Extracted records

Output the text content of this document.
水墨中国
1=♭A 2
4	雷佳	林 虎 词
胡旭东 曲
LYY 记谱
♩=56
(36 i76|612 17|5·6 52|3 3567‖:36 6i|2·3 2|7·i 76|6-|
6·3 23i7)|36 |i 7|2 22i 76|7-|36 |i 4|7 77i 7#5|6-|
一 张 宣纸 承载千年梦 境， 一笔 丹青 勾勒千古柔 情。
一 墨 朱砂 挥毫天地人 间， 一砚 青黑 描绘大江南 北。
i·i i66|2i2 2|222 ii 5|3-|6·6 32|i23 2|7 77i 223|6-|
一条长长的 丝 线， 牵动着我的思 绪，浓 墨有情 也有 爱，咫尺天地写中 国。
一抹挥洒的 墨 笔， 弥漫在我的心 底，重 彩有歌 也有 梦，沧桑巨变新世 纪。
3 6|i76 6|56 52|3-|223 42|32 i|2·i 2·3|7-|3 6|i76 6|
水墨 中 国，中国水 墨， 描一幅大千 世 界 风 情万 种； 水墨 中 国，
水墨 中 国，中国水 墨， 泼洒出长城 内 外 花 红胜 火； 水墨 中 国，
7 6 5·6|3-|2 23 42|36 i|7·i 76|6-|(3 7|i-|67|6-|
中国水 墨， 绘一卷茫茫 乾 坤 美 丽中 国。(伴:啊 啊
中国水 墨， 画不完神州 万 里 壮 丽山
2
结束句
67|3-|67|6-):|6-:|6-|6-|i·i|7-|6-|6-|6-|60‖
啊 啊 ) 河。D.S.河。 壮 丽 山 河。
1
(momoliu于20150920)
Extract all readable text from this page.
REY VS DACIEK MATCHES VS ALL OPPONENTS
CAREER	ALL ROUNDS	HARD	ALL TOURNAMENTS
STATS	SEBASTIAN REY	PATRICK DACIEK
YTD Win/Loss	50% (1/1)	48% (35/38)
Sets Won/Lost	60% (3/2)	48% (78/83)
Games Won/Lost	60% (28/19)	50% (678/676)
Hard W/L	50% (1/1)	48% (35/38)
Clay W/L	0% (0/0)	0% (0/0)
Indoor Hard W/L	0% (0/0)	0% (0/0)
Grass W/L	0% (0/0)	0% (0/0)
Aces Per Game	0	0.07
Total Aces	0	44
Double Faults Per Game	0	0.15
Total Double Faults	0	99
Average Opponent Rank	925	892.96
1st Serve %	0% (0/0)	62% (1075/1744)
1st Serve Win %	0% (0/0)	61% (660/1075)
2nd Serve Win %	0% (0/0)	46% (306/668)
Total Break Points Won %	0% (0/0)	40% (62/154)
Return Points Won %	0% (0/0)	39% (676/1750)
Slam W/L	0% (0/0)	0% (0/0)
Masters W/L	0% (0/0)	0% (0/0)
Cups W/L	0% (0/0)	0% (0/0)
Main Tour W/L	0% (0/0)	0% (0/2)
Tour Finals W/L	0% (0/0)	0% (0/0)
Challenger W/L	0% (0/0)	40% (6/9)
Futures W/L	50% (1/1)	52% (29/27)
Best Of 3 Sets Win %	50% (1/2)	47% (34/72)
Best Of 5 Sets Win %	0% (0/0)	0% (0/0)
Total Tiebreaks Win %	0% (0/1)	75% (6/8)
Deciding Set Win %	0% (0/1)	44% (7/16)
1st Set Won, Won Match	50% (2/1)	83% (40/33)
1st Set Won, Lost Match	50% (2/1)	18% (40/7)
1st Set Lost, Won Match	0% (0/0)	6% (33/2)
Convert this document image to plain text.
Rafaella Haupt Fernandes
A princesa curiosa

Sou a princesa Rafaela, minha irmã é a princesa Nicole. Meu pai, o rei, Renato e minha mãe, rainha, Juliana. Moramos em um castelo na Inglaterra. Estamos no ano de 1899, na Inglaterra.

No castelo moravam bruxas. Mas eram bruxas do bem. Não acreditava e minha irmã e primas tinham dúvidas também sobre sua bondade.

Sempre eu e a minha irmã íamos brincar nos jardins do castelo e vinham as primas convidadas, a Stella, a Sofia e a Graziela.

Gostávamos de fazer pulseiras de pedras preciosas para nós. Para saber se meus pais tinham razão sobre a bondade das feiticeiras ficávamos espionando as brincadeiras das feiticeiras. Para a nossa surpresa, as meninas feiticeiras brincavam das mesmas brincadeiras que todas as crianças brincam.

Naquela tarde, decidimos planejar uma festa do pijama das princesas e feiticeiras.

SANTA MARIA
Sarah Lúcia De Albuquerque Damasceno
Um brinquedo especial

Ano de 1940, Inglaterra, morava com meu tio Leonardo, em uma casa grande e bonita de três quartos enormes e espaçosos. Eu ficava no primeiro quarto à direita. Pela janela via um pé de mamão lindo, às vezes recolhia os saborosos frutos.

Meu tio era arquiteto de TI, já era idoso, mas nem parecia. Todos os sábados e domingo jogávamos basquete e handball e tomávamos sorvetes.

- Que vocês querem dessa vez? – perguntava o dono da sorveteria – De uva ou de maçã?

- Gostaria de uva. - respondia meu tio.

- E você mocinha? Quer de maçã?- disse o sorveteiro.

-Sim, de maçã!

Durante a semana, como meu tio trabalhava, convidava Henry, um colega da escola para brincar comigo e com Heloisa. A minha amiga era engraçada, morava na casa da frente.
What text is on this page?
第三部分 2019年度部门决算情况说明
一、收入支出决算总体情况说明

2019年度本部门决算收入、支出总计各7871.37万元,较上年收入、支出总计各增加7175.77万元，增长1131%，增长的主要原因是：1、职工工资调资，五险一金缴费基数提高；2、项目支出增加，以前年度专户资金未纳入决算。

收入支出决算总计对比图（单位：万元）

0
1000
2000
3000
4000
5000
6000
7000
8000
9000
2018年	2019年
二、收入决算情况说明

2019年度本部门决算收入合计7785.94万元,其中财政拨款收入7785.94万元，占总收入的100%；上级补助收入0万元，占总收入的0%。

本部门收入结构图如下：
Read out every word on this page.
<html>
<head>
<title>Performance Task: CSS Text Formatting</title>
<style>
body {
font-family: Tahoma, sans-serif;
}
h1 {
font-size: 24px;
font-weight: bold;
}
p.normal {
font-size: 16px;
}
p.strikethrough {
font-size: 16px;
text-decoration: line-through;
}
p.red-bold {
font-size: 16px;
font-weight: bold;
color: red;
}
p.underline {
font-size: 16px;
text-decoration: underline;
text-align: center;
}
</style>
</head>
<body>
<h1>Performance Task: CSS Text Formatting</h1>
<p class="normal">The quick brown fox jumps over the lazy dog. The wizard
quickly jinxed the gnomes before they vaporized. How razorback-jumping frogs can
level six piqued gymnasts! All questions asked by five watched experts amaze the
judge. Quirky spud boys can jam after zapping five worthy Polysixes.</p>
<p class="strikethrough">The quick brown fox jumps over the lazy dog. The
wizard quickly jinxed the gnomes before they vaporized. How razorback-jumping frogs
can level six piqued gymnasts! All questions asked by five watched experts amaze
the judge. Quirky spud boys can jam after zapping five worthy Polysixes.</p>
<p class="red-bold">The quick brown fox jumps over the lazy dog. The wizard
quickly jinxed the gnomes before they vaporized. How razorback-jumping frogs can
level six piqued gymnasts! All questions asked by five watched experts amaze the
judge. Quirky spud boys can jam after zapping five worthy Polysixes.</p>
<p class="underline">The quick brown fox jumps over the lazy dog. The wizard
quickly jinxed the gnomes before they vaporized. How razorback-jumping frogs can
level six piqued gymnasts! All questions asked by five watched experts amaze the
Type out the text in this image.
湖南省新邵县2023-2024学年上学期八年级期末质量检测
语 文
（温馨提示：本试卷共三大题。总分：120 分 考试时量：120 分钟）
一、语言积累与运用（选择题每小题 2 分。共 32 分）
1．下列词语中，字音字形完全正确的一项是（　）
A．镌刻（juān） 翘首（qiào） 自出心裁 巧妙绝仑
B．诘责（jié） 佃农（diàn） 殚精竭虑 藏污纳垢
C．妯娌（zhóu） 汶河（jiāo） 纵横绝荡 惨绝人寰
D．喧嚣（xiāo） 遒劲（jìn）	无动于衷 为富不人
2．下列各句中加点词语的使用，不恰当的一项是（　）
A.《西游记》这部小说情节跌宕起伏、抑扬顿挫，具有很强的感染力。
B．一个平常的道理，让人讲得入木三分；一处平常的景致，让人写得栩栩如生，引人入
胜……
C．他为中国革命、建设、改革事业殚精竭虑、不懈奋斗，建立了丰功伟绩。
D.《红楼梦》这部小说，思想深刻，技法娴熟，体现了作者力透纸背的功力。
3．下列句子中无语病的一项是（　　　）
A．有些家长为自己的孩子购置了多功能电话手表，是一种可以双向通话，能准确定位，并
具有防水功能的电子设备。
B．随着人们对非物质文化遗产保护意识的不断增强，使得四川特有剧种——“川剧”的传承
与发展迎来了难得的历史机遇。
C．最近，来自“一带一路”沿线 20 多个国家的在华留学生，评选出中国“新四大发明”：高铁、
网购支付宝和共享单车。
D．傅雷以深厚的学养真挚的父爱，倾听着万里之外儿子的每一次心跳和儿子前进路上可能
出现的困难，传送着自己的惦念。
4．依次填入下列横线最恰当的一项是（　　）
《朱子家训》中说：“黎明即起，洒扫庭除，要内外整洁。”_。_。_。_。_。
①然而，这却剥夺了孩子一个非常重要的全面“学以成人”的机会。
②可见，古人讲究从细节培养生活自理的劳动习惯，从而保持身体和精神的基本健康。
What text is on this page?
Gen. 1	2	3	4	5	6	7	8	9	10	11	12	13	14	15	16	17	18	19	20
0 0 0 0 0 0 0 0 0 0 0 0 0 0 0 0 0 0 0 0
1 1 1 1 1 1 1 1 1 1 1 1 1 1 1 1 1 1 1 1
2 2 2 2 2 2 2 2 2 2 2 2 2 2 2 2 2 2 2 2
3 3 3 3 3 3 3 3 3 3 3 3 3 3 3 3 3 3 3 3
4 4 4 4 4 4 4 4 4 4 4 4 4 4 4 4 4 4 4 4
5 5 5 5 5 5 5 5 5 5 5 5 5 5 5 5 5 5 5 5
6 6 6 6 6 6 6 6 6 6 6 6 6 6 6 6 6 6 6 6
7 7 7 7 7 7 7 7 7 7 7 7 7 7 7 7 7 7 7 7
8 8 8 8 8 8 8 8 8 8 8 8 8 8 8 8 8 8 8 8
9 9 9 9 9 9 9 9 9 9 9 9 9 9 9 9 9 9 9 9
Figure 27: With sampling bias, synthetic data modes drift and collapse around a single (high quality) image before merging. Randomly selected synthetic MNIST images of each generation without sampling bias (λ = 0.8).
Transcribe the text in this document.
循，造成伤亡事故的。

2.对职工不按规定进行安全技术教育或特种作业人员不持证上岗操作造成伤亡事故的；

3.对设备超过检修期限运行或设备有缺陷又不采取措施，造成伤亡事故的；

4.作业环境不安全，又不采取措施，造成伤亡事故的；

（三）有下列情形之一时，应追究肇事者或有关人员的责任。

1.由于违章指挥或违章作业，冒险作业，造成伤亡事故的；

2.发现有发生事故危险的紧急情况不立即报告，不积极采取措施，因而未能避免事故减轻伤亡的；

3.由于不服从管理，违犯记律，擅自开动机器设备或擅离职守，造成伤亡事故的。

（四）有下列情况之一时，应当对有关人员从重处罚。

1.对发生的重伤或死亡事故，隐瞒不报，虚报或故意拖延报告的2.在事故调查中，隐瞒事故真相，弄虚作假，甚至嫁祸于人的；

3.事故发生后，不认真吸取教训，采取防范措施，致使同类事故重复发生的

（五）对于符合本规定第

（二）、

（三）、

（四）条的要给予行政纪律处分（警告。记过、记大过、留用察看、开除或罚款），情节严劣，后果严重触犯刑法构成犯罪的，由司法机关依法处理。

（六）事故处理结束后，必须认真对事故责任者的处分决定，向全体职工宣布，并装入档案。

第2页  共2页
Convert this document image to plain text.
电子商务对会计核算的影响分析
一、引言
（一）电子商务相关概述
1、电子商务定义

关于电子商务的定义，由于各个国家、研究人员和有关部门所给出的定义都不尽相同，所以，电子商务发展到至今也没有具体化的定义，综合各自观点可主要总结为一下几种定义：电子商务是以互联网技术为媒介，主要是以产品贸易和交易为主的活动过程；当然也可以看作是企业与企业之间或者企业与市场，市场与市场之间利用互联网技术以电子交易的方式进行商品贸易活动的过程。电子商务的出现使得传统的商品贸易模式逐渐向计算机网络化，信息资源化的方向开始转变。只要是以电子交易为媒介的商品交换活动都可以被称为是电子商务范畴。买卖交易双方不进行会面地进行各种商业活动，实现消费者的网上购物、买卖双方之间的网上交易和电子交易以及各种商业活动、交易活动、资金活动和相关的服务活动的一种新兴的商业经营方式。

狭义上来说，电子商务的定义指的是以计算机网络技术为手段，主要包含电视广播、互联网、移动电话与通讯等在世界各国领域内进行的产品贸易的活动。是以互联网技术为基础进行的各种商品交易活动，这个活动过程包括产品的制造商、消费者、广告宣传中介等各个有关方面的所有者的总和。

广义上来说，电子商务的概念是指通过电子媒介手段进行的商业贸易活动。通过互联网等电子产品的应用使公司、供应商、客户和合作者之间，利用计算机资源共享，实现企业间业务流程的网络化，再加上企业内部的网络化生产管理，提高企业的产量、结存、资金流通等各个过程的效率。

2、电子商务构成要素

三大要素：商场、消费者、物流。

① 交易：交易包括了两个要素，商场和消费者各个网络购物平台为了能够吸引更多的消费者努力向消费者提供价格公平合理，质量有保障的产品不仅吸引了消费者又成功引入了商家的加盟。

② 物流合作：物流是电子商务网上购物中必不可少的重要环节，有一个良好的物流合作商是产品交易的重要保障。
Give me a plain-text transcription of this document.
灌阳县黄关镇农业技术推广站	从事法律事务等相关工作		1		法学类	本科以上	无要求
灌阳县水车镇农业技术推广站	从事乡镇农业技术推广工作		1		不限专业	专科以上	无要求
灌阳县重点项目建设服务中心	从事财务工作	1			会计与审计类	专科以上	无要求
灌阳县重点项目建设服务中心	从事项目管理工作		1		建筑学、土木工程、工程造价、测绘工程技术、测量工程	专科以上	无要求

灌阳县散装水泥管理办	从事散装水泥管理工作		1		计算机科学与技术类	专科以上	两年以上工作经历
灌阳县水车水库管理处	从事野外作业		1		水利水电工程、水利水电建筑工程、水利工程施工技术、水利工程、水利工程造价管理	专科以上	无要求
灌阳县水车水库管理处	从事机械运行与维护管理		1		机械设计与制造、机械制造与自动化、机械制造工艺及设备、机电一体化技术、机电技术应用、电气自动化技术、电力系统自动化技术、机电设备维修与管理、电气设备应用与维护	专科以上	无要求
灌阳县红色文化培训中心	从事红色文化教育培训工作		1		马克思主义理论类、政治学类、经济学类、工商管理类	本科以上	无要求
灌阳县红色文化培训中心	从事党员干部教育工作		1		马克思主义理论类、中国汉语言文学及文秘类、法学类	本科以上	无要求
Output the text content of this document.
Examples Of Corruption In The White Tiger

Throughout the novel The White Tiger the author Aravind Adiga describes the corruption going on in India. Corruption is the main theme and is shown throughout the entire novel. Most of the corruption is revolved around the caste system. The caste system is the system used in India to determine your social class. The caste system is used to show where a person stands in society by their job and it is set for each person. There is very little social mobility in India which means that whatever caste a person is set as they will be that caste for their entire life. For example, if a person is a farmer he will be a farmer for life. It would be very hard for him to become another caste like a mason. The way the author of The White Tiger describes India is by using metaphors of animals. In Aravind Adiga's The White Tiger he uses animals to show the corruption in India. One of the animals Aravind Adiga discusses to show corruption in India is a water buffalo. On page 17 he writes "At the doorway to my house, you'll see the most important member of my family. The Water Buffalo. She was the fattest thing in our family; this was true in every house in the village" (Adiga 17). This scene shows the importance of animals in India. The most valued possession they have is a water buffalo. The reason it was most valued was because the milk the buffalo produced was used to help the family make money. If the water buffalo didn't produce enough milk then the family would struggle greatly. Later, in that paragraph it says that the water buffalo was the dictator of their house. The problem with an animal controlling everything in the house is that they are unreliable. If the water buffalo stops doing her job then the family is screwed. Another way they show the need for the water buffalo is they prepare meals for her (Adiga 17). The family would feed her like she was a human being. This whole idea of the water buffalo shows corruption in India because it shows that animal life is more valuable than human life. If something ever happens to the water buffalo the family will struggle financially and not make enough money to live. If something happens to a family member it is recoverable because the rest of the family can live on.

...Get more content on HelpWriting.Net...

OBJECTIVE: Copy every line of the data that holds the string "irmã".

SOLUTION TO THE PROBLEM:
Sou a princesa Rafaela, minha irmã é a princesa Nicole. Meu pai, o rei, Renato e minha mãe, rainha, Juliana. Moramos em um castelo na Inglaterra. Estamos no ano de 1899, na Inglaterra.
No castelo moravam bruxas. Mas eram bruxas do bem. Não acreditava e minha irmã e primas tinham dúvidas também sobre sua bondade.
Sempre eu e a minha irmã íamos brincar nos jardins do castelo e vinham as primas convidadas, a Stella, a Sofia e a Graziela.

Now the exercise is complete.